## Start TASK MATERIAL

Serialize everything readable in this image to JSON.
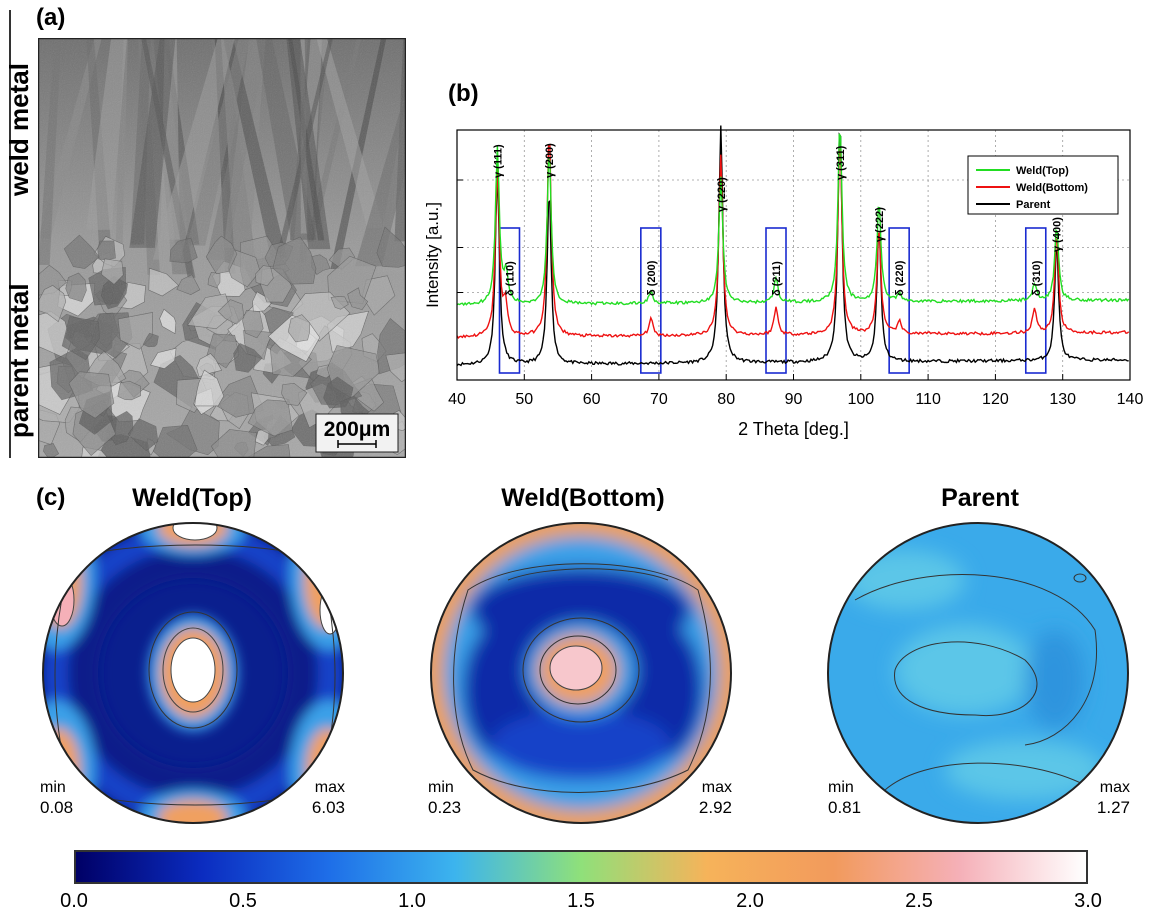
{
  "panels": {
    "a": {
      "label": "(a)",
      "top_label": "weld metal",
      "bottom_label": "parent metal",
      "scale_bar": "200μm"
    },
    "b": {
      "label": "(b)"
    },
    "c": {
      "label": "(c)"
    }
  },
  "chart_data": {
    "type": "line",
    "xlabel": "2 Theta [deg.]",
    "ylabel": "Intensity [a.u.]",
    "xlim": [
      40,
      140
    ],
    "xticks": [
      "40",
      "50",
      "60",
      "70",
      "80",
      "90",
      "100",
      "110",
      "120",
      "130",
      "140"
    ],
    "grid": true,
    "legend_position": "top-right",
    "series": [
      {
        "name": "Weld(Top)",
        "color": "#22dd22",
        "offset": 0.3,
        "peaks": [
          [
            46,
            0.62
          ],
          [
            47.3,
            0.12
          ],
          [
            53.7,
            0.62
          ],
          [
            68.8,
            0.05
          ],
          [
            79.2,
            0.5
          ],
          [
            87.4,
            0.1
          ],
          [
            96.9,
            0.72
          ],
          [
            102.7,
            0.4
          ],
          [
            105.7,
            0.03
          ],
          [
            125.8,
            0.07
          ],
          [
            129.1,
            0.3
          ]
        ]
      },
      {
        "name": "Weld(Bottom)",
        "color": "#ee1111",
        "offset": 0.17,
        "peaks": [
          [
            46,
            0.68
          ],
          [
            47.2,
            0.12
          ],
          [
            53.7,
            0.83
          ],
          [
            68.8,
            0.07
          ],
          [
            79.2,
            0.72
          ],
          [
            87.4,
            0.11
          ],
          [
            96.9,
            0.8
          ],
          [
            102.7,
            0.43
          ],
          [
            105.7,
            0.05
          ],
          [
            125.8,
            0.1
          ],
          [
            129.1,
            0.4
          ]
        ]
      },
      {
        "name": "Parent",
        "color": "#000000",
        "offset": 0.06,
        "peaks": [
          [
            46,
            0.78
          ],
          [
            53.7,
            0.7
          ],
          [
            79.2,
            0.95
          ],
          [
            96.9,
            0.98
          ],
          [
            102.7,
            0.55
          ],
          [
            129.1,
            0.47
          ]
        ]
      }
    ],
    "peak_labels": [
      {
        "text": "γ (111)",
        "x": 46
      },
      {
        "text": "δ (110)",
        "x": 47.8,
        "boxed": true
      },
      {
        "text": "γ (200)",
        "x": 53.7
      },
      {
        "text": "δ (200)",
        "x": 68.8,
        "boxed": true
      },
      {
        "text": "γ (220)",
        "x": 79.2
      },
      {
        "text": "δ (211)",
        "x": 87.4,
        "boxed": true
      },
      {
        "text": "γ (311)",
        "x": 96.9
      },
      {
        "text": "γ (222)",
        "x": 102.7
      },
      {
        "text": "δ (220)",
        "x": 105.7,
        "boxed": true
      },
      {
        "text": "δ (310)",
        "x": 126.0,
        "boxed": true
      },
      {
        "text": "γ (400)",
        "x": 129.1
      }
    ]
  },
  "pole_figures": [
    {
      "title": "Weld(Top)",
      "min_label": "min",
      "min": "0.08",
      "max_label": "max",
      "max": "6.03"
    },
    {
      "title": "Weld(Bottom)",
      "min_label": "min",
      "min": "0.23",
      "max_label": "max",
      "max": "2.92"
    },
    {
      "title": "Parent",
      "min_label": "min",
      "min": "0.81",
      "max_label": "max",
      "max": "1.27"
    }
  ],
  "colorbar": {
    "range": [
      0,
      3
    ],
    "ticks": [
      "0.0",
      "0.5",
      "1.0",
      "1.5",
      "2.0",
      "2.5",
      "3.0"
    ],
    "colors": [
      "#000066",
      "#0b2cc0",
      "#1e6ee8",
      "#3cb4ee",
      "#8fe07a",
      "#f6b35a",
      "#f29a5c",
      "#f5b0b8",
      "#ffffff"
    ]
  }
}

## End TASK MATERIAL

_OBJECTIVE_
Write the records out once more, exactly as they appear, with no pictures.

_WRITTEN REPLY_
Serialize everything readable in this image to JSON.
{
  "panels": {
    "a": {
      "label": "(a)",
      "top_label": "weld metal",
      "bottom_label": "parent metal",
      "scale_bar": "200μm"
    },
    "b": {
      "label": "(b)"
    },
    "c": {
      "label": "(c)"
    }
  },
  "chart_data": {
    "type": "line",
    "xlabel": "2 Theta [deg.]",
    "ylabel": "Intensity [a.u.]",
    "xlim": [
      40,
      140
    ],
    "xticks": [
      "40",
      "50",
      "60",
      "70",
      "80",
      "90",
      "100",
      "110",
      "120",
      "130",
      "140"
    ],
    "grid": true,
    "legend_position": "top-right",
    "series": [
      {
        "name": "Weld(Top)",
        "color": "#22dd22",
        "offset": 0.3,
        "peaks": [
          [
            46,
            0.62
          ],
          [
            47.3,
            0.12
          ],
          [
            53.7,
            0.62
          ],
          [
            68.8,
            0.05
          ],
          [
            79.2,
            0.5
          ],
          [
            87.4,
            0.1
          ],
          [
            96.9,
            0.72
          ],
          [
            102.7,
            0.4
          ],
          [
            105.7,
            0.03
          ],
          [
            125.8,
            0.07
          ],
          [
            129.1,
            0.3
          ]
        ]
      },
      {
        "name": "Weld(Bottom)",
        "color": "#ee1111",
        "offset": 0.17,
        "peaks": [
          [
            46,
            0.68
          ],
          [
            47.2,
            0.12
          ],
          [
            53.7,
            0.83
          ],
          [
            68.8,
            0.07
          ],
          [
            79.2,
            0.72
          ],
          [
            87.4,
            0.11
          ],
          [
            96.9,
            0.8
          ],
          [
            102.7,
            0.43
          ],
          [
            105.7,
            0.05
          ],
          [
            125.8,
            0.1
          ],
          [
            129.1,
            0.4
          ]
        ]
      },
      {
        "name": "Parent",
        "color": "#000000",
        "offset": 0.06,
        "peaks": [
          [
            46,
            0.78
          ],
          [
            53.7,
            0.7
          ],
          [
            79.2,
            0.95
          ],
          [
            96.9,
            0.98
          ],
          [
            102.7,
            0.55
          ],
          [
            129.1,
            0.47
          ]
        ]
      }
    ],
    "peak_labels": [
      {
        "text": "γ (111)",
        "x": 46
      },
      {
        "text": "δ (110)",
        "x": 47.8,
        "boxed": true
      },
      {
        "text": "γ (200)",
        "x": 53.7
      },
      {
        "text": "δ (200)",
        "x": 68.8,
        "boxed": true
      },
      {
        "text": "γ (220)",
        "x": 79.2
      },
      {
        "text": "δ (211)",
        "x": 87.4,
        "boxed": true
      },
      {
        "text": "γ (311)",
        "x": 96.9
      },
      {
        "text": "γ (222)",
        "x": 102.7
      },
      {
        "text": "δ (220)",
        "x": 105.7,
        "boxed": true
      },
      {
        "text": "δ (310)",
        "x": 126.0,
        "boxed": true
      },
      {
        "text": "γ (400)",
        "x": 129.1
      }
    ]
  },
  "pole_figures": [
    {
      "title": "Weld(Top)",
      "min_label": "min",
      "min": "0.08",
      "max_label": "max",
      "max": "6.03"
    },
    {
      "title": "Weld(Bottom)",
      "min_label": "min",
      "min": "0.23",
      "max_label": "max",
      "max": "2.92"
    },
    {
      "title": "Parent",
      "min_label": "min",
      "min": "0.81",
      "max_label": "max",
      "max": "1.27"
    }
  ],
  "colorbar": {
    "range": [
      0,
      3
    ],
    "ticks": [
      "0.0",
      "0.5",
      "1.0",
      "1.5",
      "2.0",
      "2.5",
      "3.0"
    ],
    "colors": [
      "#000066",
      "#0b2cc0",
      "#1e6ee8",
      "#3cb4ee",
      "#8fe07a",
      "#f6b35a",
      "#f29a5c",
      "#f5b0b8",
      "#ffffff"
    ]
  }
}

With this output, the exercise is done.